Figure collection entries
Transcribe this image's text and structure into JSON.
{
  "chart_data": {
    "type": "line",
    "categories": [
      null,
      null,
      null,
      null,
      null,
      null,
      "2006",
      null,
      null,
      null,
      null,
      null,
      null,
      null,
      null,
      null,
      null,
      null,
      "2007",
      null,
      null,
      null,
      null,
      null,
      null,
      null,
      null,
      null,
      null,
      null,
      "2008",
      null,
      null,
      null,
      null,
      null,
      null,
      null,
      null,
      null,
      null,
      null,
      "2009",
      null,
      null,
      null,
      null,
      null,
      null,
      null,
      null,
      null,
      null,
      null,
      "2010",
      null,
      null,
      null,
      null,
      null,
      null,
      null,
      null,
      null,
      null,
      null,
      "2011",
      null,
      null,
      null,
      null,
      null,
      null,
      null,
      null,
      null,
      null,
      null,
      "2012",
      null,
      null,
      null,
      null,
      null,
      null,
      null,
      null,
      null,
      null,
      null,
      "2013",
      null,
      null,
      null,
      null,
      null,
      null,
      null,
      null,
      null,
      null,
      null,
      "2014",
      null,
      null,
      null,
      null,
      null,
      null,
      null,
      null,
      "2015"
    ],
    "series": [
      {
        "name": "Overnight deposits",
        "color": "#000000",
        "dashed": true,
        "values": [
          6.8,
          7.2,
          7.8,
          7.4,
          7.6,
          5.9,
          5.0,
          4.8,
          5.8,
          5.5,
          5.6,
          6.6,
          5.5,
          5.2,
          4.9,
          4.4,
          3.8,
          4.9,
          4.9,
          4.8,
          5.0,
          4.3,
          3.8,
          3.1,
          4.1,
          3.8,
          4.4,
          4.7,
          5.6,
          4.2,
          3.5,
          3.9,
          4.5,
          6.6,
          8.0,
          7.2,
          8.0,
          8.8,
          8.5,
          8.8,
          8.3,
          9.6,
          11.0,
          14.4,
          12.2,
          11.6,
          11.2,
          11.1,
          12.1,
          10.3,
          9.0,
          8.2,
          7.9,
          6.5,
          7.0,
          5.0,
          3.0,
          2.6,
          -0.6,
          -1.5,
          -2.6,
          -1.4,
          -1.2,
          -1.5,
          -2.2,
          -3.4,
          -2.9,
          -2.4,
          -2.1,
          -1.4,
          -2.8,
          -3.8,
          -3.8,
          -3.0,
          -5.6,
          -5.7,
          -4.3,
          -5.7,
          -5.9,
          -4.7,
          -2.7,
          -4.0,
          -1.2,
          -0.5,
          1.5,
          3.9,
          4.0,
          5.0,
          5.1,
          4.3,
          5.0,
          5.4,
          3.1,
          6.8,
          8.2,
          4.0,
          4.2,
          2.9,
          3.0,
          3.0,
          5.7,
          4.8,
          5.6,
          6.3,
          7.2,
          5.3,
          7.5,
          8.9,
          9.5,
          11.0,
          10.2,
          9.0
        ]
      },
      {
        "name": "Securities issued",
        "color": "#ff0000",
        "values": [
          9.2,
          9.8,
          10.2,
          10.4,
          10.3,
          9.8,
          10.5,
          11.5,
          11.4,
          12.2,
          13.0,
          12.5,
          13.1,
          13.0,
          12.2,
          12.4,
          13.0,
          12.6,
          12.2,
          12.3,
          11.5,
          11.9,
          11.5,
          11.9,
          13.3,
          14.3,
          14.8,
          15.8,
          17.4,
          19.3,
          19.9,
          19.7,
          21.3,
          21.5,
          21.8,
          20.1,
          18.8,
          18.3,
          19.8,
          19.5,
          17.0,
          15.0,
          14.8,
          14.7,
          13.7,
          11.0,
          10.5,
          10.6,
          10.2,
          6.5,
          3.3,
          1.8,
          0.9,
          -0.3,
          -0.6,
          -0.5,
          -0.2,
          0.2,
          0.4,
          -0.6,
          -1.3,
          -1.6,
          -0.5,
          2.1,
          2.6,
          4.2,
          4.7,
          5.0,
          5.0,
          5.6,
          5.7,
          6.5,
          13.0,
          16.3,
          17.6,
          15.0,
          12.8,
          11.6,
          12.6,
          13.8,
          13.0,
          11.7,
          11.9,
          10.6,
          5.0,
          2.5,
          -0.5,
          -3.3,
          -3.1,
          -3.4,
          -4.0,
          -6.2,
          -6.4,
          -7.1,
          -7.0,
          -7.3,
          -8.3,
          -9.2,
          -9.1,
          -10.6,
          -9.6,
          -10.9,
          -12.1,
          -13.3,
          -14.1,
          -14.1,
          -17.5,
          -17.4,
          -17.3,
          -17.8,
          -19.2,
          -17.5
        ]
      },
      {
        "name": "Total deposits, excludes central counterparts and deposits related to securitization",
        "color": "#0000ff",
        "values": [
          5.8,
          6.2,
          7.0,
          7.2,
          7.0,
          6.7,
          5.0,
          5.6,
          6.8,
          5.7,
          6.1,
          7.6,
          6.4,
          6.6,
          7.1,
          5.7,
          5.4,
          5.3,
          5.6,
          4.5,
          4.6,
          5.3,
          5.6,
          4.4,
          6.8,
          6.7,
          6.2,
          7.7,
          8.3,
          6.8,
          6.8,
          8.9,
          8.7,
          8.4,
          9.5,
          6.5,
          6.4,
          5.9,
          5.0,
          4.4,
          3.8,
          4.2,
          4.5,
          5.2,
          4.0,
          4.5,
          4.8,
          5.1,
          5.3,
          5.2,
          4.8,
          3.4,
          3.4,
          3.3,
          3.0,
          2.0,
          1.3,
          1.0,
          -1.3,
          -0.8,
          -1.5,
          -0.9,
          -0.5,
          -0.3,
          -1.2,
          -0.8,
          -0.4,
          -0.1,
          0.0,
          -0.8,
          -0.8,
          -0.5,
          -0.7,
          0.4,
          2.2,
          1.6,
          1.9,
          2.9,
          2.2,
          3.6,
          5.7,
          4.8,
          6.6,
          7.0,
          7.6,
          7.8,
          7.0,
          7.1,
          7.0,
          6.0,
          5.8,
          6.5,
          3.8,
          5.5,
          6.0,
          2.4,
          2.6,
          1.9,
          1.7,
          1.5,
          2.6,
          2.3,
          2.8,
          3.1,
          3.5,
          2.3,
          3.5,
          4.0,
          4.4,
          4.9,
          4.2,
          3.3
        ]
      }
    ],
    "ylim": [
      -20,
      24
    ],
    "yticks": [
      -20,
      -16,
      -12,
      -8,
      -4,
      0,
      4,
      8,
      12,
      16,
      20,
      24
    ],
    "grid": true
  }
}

> [The task]: Each record above should be output again exactly.

> [Completed exercise]:
Transcribe this image's text and structure into JSON.
{
  "chart_data": {
    "type": "line",
    "categories": [
      null,
      null,
      null,
      null,
      null,
      null,
      "2006",
      null,
      null,
      null,
      null,
      null,
      null,
      null,
      null,
      null,
      null,
      null,
      "2007",
      null,
      null,
      null,
      null,
      null,
      null,
      null,
      null,
      null,
      null,
      null,
      "2008",
      null,
      null,
      null,
      null,
      null,
      null,
      null,
      null,
      null,
      null,
      null,
      "2009",
      null,
      null,
      null,
      null,
      null,
      null,
      null,
      null,
      null,
      null,
      null,
      "2010",
      null,
      null,
      null,
      null,
      null,
      null,
      null,
      null,
      null,
      null,
      null,
      "2011",
      null,
      null,
      null,
      null,
      null,
      null,
      null,
      null,
      null,
      null,
      null,
      "2012",
      null,
      null,
      null,
      null,
      null,
      null,
      null,
      null,
      null,
      null,
      null,
      "2013",
      null,
      null,
      null,
      null,
      null,
      null,
      null,
      null,
      null,
      null,
      null,
      "2014",
      null,
      null,
      null,
      null,
      null,
      null,
      null,
      null,
      "2015"
    ],
    "series": [
      {
        "name": "Overnight deposits",
        "color": "#000000",
        "dashed": true,
        "values": [
          6.8,
          7.2,
          7.8,
          7.4,
          7.6,
          5.9,
          5.0,
          4.8,
          5.8,
          5.5,
          5.6,
          6.6,
          5.5,
          5.2,
          4.9,
          4.4,
          3.8,
          4.9,
          4.9,
          4.8,
          5.0,
          4.3,
          3.8,
          3.1,
          4.1,
          3.8,
          4.4,
          4.7,
          5.6,
          4.2,
          3.5,
          3.9,
          4.5,
          6.6,
          8.0,
          7.2,
          8.0,
          8.8,
          8.5,
          8.8,
          8.3,
          9.6,
          11.0,
          14.4,
          12.2,
          11.6,
          11.2,
          11.1,
          12.1,
          10.3,
          9.0,
          8.2,
          7.9,
          6.5,
          7.0,
          5.0,
          3.0,
          2.6,
          -0.6,
          -1.5,
          -2.6,
          -1.4,
          -1.2,
          -1.5,
          -2.2,
          -3.4,
          -2.9,
          -2.4,
          -2.1,
          -1.4,
          -2.8,
          -3.8,
          -3.8,
          -3.0,
          -5.6,
          -5.7,
          -4.3,
          -5.7,
          -5.9,
          -4.7,
          -2.7,
          -4.0,
          -1.2,
          -0.5,
          1.5,
          3.9,
          4.0,
          5.0,
          5.1,
          4.3,
          5.0,
          5.4,
          3.1,
          6.8,
          8.2,
          4.0,
          4.2,
          2.9,
          3.0,
          3.0,
          5.7,
          4.8,
          5.6,
          6.3,
          7.2,
          5.3,
          7.5,
          8.9,
          9.5,
          11.0,
          10.2,
          9.0
        ]
      },
      {
        "name": "Securities issued",
        "color": "#ff0000",
        "values": [
          9.2,
          9.8,
          10.2,
          10.4,
          10.3,
          9.8,
          10.5,
          11.5,
          11.4,
          12.2,
          13.0,
          12.5,
          13.1,
          13.0,
          12.2,
          12.4,
          13.0,
          12.6,
          12.2,
          12.3,
          11.5,
          11.9,
          11.5,
          11.9,
          13.3,
          14.3,
          14.8,
          15.8,
          17.4,
          19.3,
          19.9,
          19.7,
          21.3,
          21.5,
          21.8,
          20.1,
          18.8,
          18.3,
          19.8,
          19.5,
          17.0,
          15.0,
          14.8,
          14.7,
          13.7,
          11.0,
          10.5,
          10.6,
          10.2,
          6.5,
          3.3,
          1.8,
          0.9,
          -0.3,
          -0.6,
          -0.5,
          -0.2,
          0.2,
          0.4,
          -0.6,
          -1.3,
          -1.6,
          -0.5,
          2.1,
          2.6,
          4.2,
          4.7,
          5.0,
          5.0,
          5.6,
          5.7,
          6.5,
          13.0,
          16.3,
          17.6,
          15.0,
          12.8,
          11.6,
          12.6,
          13.8,
          13.0,
          11.7,
          11.9,
          10.6,
          5.0,
          2.5,
          -0.5,
          -3.3,
          -3.1,
          -3.4,
          -4.0,
          -6.2,
          -6.4,
          -7.1,
          -7.0,
          -7.3,
          -8.3,
          -9.2,
          -9.1,
          -10.6,
          -9.6,
          -10.9,
          -12.1,
          -13.3,
          -14.1,
          -14.1,
          -17.5,
          -17.4,
          -17.3,
          -17.8,
          -19.2,
          -17.5
        ]
      },
      {
        "name": "Total deposits, excludes central counterparts and deposits related to securitization",
        "color": "#0000ff",
        "values": [
          5.8,
          6.2,
          7.0,
          7.2,
          7.0,
          6.7,
          5.0,
          5.6,
          6.8,
          5.7,
          6.1,
          7.6,
          6.4,
          6.6,
          7.1,
          5.7,
          5.4,
          5.3,
          5.6,
          4.5,
          4.6,
          5.3,
          5.6,
          4.4,
          6.8,
          6.7,
          6.2,
          7.7,
          8.3,
          6.8,
          6.8,
          8.9,
          8.7,
          8.4,
          9.5,
          6.5,
          6.4,
          5.9,
          5.0,
          4.4,
          3.8,
          4.2,
          4.5,
          5.2,
          4.0,
          4.5,
          4.8,
          5.1,
          5.3,
          5.2,
          4.8,
          3.4,
          3.4,
          3.3,
          3.0,
          2.0,
          1.3,
          1.0,
          -1.3,
          -0.8,
          -1.5,
          -0.9,
          -0.5,
          -0.3,
          -1.2,
          -0.8,
          -0.4,
          -0.1,
          0.0,
          -0.8,
          -0.8,
          -0.5,
          -0.7,
          0.4,
          2.2,
          1.6,
          1.9,
          2.9,
          2.2,
          3.6,
          5.7,
          4.8,
          6.6,
          7.0,
          7.6,
          7.8,
          7.0,
          7.1,
          7.0,
          6.0,
          5.8,
          6.5,
          3.8,
          5.5,
          6.0,
          2.4,
          2.6,
          1.9,
          1.7,
          1.5,
          2.6,
          2.3,
          2.8,
          3.1,
          3.5,
          2.3,
          3.5,
          4.0,
          4.4,
          4.9,
          4.2,
          3.3
        ]
      }
    ],
    "ylim": [
      -20,
      24
    ],
    "yticks": [
      -20,
      -16,
      -12,
      -8,
      -4,
      0,
      4,
      8,
      12,
      16,
      20,
      24
    ],
    "grid": true
  }
}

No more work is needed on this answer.